TO BE DONE: The entries below contain pictures. Retype everything except those pictures, exactly as given.

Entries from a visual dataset
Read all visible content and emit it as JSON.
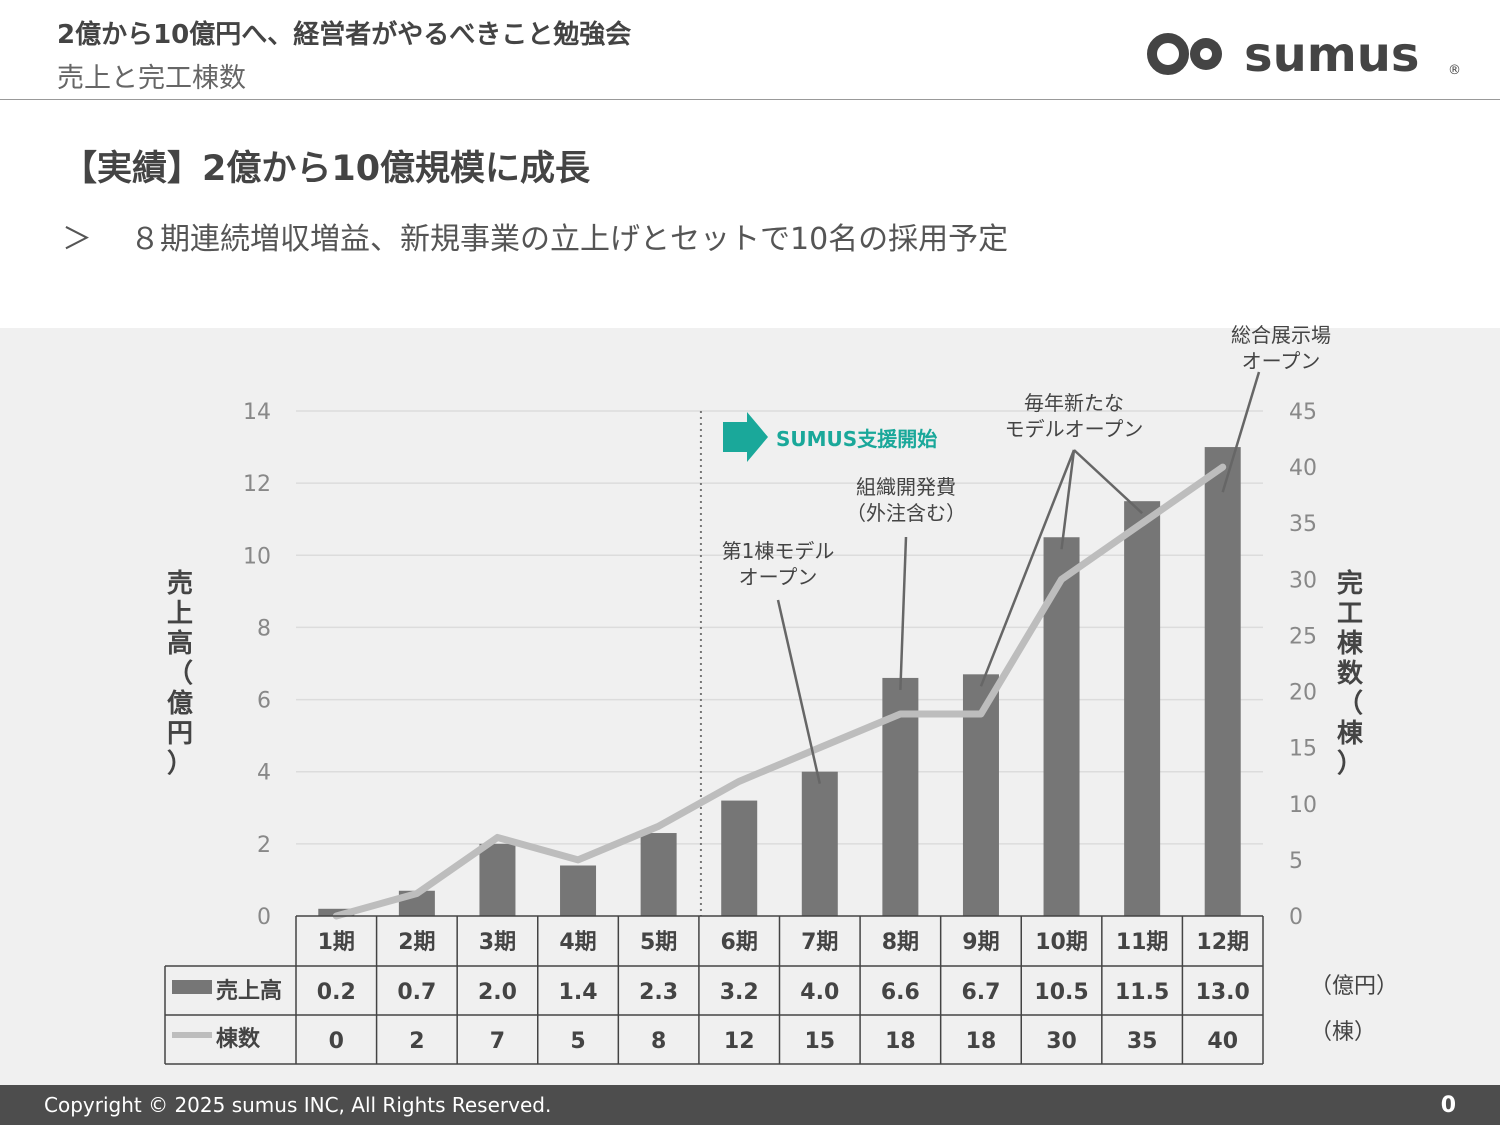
{
  "header": {
    "title": "2億から10億円へ、経営者がやるべきこと勉強会",
    "subtitle": "売上と完工棟数",
    "logo_text": "sumus",
    "logo_mark": "®"
  },
  "heading": "【実績】2億から10億規模に成長",
  "bullet": {
    "mark": "＞",
    "text": "８期連続増収増益、新規事業の立上げとセットで10名の採用予定"
  },
  "chart_data": {
    "type": "bar",
    "categories": [
      "1期",
      "2期",
      "3期",
      "4期",
      "5期",
      "6期",
      "7期",
      "8期",
      "9期",
      "10期",
      "11期",
      "12期"
    ],
    "series": [
      {
        "name": "売上高",
        "type": "bar",
        "axis": "left",
        "values": [
          0.2,
          0.7,
          2.0,
          1.4,
          2.3,
          3.2,
          4.0,
          6.6,
          6.7,
          10.5,
          11.5,
          13.0
        ],
        "labels": [
          "0.2",
          "0.7",
          "2.0",
          "1.4",
          "2.3",
          "3.2",
          "4.0",
          "6.6",
          "6.7",
          "10.5",
          "11.5",
          "13.0"
        ],
        "unit": "（億円）",
        "color": "#767676"
      },
      {
        "name": "棟数",
        "type": "line",
        "axis": "right",
        "values": [
          0,
          2,
          7,
          5,
          8,
          12,
          15,
          18,
          18,
          30,
          35,
          40
        ],
        "unit": "（棟）",
        "color": "#bdbdbd"
      }
    ],
    "ylabel_left": "売上高（億円）",
    "ylabel_right": "完工棟数（棟）",
    "ylim_left": [
      0,
      14
    ],
    "yticks_left": [
      0,
      2,
      4,
      6,
      8,
      10,
      12,
      14
    ],
    "ylim_right": [
      0,
      45
    ],
    "yticks_right": [
      0,
      5,
      10,
      15,
      20,
      25,
      30,
      35,
      40,
      45
    ],
    "grid": true,
    "legend": "data-table",
    "support_marker": {
      "after_category": "5期",
      "label": "SUMUS支援開始",
      "color": "#1aa89a"
    },
    "annotations": [
      {
        "lines": [
          "第1棟モデル",
          "オープン"
        ],
        "targets": [
          "7期"
        ]
      },
      {
        "lines": [
          "組織開発費",
          "（外注含む）"
        ],
        "targets": [
          "8期"
        ]
      },
      {
        "lines": [
          "毎年新たな",
          "モデルオープン"
        ],
        "targets": [
          "9期",
          "10期",
          "11期"
        ]
      },
      {
        "lines": [
          "総合展示場",
          "オープン"
        ],
        "targets": [
          "12期"
        ]
      }
    ]
  },
  "footer": {
    "copyright": "Copyright © 2025 sumus INC, All Rights Reserved.",
    "page_number": "0"
  }
}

RESULT FOR THIS TASK:
Read all visible content and emit it as JSON.
{
  "header": {
    "title": "2億から10億円へ、経営者がやるべきこと勉強会",
    "subtitle": "売上と完工棟数",
    "logo_text": "sumus",
    "logo_mark": "®"
  },
  "heading": "【実績】2億から10億規模に成長",
  "bullet": {
    "mark": "＞",
    "text": "８期連続増収増益、新規事業の立上げとセットで10名の採用予定"
  },
  "chart_data": {
    "type": "bar",
    "categories": [
      "1期",
      "2期",
      "3期",
      "4期",
      "5期",
      "6期",
      "7期",
      "8期",
      "9期",
      "10期",
      "11期",
      "12期"
    ],
    "series": [
      {
        "name": "売上高",
        "type": "bar",
        "axis": "left",
        "values": [
          0.2,
          0.7,
          2.0,
          1.4,
          2.3,
          3.2,
          4.0,
          6.6,
          6.7,
          10.5,
          11.5,
          13.0
        ],
        "labels": [
          "0.2",
          "0.7",
          "2.0",
          "1.4",
          "2.3",
          "3.2",
          "4.0",
          "6.6",
          "6.7",
          "10.5",
          "11.5",
          "13.0"
        ],
        "unit": "（億円）",
        "color": "#767676"
      },
      {
        "name": "棟数",
        "type": "line",
        "axis": "right",
        "values": [
          0,
          2,
          7,
          5,
          8,
          12,
          15,
          18,
          18,
          30,
          35,
          40
        ],
        "unit": "（棟）",
        "color": "#bdbdbd"
      }
    ],
    "ylabel_left": "売上高（億円）",
    "ylabel_right": "完工棟数（棟）",
    "ylim_left": [
      0,
      14
    ],
    "yticks_left": [
      0,
      2,
      4,
      6,
      8,
      10,
      12,
      14
    ],
    "ylim_right": [
      0,
      45
    ],
    "yticks_right": [
      0,
      5,
      10,
      15,
      20,
      25,
      30,
      35,
      40,
      45
    ],
    "grid": true,
    "legend": "data-table",
    "support_marker": {
      "after_category": "5期",
      "label": "SUMUS支援開始",
      "color": "#1aa89a"
    },
    "annotations": [
      {
        "lines": [
          "第1棟モデル",
          "オープン"
        ],
        "targets": [
          "7期"
        ]
      },
      {
        "lines": [
          "組織開発費",
          "（外注含む）"
        ],
        "targets": [
          "8期"
        ]
      },
      {
        "lines": [
          "毎年新たな",
          "モデルオープン"
        ],
        "targets": [
          "9期",
          "10期",
          "11期"
        ]
      },
      {
        "lines": [
          "総合展示場",
          "オープン"
        ],
        "targets": [
          "12期"
        ]
      }
    ]
  },
  "footer": {
    "copyright": "Copyright © 2025 sumus INC, All Rights Reserved.",
    "page_number": "0"
  }
}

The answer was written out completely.